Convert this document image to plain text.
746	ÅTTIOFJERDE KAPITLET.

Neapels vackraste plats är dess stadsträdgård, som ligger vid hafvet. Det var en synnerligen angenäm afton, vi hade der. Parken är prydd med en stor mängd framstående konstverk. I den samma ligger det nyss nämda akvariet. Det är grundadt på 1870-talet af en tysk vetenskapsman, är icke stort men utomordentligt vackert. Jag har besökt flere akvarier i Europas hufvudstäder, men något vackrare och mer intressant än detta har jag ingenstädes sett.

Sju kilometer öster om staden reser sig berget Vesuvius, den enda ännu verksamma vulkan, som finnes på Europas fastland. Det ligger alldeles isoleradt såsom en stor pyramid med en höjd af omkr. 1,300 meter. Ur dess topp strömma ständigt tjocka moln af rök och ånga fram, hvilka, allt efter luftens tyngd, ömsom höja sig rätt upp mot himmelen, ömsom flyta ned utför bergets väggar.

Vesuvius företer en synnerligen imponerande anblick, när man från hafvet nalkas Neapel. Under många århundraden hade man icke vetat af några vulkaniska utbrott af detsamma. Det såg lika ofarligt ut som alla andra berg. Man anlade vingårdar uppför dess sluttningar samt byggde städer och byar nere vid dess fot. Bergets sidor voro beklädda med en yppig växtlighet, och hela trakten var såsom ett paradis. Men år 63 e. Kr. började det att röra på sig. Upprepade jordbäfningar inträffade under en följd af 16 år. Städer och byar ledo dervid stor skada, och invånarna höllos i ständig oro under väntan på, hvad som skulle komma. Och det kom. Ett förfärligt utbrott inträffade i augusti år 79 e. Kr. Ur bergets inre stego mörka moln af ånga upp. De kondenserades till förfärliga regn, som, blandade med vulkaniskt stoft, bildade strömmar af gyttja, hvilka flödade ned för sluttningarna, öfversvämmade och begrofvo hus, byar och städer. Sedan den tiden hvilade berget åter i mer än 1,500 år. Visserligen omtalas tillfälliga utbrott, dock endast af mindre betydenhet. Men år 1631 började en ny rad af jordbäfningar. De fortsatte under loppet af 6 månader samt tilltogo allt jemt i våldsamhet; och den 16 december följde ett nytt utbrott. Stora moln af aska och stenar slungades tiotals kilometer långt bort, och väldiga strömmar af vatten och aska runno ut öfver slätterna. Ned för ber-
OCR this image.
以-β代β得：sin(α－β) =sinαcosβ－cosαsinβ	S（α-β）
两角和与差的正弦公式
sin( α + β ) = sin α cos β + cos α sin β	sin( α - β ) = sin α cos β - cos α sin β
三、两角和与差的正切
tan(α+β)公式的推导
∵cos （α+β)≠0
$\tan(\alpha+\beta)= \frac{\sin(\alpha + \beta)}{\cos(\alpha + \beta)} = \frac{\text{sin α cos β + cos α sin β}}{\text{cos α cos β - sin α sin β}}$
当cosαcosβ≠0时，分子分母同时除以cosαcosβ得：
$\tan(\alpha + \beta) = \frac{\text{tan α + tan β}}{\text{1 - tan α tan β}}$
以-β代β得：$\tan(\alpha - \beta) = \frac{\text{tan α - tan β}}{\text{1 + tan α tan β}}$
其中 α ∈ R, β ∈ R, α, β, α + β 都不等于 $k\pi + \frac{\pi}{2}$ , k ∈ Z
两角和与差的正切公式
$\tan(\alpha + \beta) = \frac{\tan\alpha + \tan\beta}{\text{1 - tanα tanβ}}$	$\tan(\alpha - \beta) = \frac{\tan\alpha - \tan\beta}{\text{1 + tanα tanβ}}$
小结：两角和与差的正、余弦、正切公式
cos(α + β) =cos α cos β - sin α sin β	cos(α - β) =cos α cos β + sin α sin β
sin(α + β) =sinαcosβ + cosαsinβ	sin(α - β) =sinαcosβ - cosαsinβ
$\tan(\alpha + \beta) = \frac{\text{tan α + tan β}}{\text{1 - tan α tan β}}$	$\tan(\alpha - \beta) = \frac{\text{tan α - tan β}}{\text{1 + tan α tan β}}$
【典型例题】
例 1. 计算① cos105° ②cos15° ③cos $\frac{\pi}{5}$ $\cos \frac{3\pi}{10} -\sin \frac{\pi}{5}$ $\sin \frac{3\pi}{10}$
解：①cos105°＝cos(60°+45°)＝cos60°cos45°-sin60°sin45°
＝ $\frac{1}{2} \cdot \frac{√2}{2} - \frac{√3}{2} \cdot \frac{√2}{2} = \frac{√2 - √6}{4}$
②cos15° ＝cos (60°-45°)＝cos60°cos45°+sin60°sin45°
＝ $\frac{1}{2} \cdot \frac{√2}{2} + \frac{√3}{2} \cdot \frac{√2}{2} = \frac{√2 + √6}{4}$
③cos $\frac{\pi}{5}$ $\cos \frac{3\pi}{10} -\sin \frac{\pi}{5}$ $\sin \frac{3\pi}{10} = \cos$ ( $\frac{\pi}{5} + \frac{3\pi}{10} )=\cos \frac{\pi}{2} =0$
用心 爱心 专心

### Aim
Your task is to output all of the data above word for word.

### Solution to this problem
Convert this document image to plain text.
746	ÅTTIOFJERDE KAPITLET.

Neapels vackraste plats är dess stadsträdgård, som ligger vid hafvet. Det var en synnerligen angenäm afton, vi hade der. Parken är prydd med en stor mängd framstående konstverk. I den samma ligger det nyss nämda akvariet. Det är grundadt på 1870-talet af en tysk vetenskapsman, är icke stort men utomordentligt vackert. Jag har besökt flere akvarier i Europas hufvudstäder, men något vackrare och mer intressant än detta har jag ingenstädes sett.

Sju kilometer öster om staden reser sig berget Vesuvius, den enda ännu verksamma vulkan, som finnes på Europas fastland. Det ligger alldeles isoleradt såsom en stor pyramid med en höjd af omkr. 1,300 meter. Ur dess topp strömma ständigt tjocka moln af rök och ånga fram, hvilka, allt efter luftens tyngd, ömsom höja sig rätt upp mot himmelen, ömsom flyta ned utför bergets väggar.

Vesuvius företer en synnerligen imponerande anblick, när man från hafvet nalkas Neapel. Under många århundraden hade man icke vetat af några vulkaniska utbrott af detsamma. Det såg lika ofarligt ut som alla andra berg. Man anlade vingårdar uppför dess sluttningar samt byggde städer och byar nere vid dess fot. Bergets sidor voro beklädda med en yppig växtlighet, och hela trakten var såsom ett paradis. Men år 63 e. Kr. började det att röra på sig. Upprepade jordbäfningar inträffade under en följd af 16 år. Städer och byar ledo dervid stor skada, och invånarna höllos i ständig oro under väntan på, hvad som skulle komma. Och det kom. Ett förfärligt utbrott inträffade i augusti år 79 e. Kr. Ur bergets inre stego mörka moln af ånga upp. De kondenserades till förfärliga regn, som, blandade med vulkaniskt stoft, bildade strömmar af gyttja, hvilka flödade ned för sluttningarna, öfversvämmade och begrofvo hus, byar och städer. Sedan den tiden hvilade berget åter i mer än 1,500 år. Visserligen omtalas tillfälliga utbrott, dock endast af mindre betydenhet. Men år 1631 började en ny rad af jordbäfningar. De fortsatte under loppet af 6 månader samt tilltogo allt jemt i våldsamhet; och den 16 december följde ett nytt utbrott. Stora moln af aska och stenar slungades tiotals kilometer långt bort, och väldiga strömmar af vatten och aska runno ut öfver slätterna. Ned för ber-
OCR this image.
以-β代β得：sin(α－β) =sinαcosβ－cosαsinβ	S（α-β）
两角和与差的正弦公式
sin( α + β ) = sin α cos β + cos α sin β	sin( α - β ) = sin α cos β - cos α sin β
三、两角和与差的正切
tan(α+β)公式的推导
∵cos （α+β)≠0
$\tan(\alpha+\beta)= \frac{\sin(\alpha + \beta)}{\cos(\alpha + \beta)} = \frac{\text{sin α cos β + cos α sin β}}{\text{cos α cos β - sin α sin β}}$
当cosαcosβ≠0时，分子分母同时除以cosαcosβ得：
$\tan(\alpha + \beta) = \frac{\text{tan α + tan β}}{\text{1 - tan α tan β}}$
以-β代β得：$\tan(\alpha - \beta) = \frac{\text{tan α - tan β}}{\text{1 + tan α tan β}}$
其中 α ∈ R, β ∈ R, α, β, α + β 都不等于 $k\pi + \frac{\pi}{2}$ , k ∈ Z
两角和与差的正切公式
$\tan(\alpha + \beta) = \frac{\tan\alpha + \tan\beta}{\text{1 - tanα tanβ}}$	$\tan(\alpha - \beta) = \frac{\tan\alpha - \tan\beta}{\text{1 + tanα tanβ}}$
小结：两角和与差的正、余弦、正切公式
cos(α + β) =cos α cos β - sin α sin β	cos(α - β) =cos α cos β + sin α sin β
sin(α + β) =sinαcosβ + cosαsinβ	sin(α - β) =sinαcosβ - cosαsinβ
$\tan(\alpha + \beta) = \frac{\text{tan α + tan β}}{\text{1 - tan α tan β}}$	$\tan(\alpha - \beta) = \frac{\text{tan α - tan β}}{\text{1 + tan α tan β}}$
【典型例题】
例 1. 计算① cos105° ②cos15° ③cos $\frac{\pi}{5}$ $\cos \frac{3\pi}{10} -\sin \frac{\pi}{5}$ $\sin \frac{3\pi}{10}$
解：①cos105°＝cos(60°+45°)＝cos60°cos45°-sin60°sin45°
＝ $\frac{1}{2} \cdot \frac{√2}{2} - \frac{√3}{2} \cdot \frac{√2}{2} = \frac{√2 - √6}{4}$
②cos15° ＝cos (60°-45°)＝cos60°cos45°+sin60°sin45°
＝ $\frac{1}{2} \cdot \frac{√2}{2} + \frac{√3}{2} \cdot \frac{√2}{2} = \frac{√2 + √6}{4}$
③cos $\frac{\pi}{5}$ $\cos \frac{3\pi}{10} -\sin \frac{\pi}{5}$ $\sin \frac{3\pi}{10} = \cos$ ( $\frac{\pi}{5} + \frac{3\pi}{10} )=\cos \frac{\pi}{2} =0$
用心 爱心 专心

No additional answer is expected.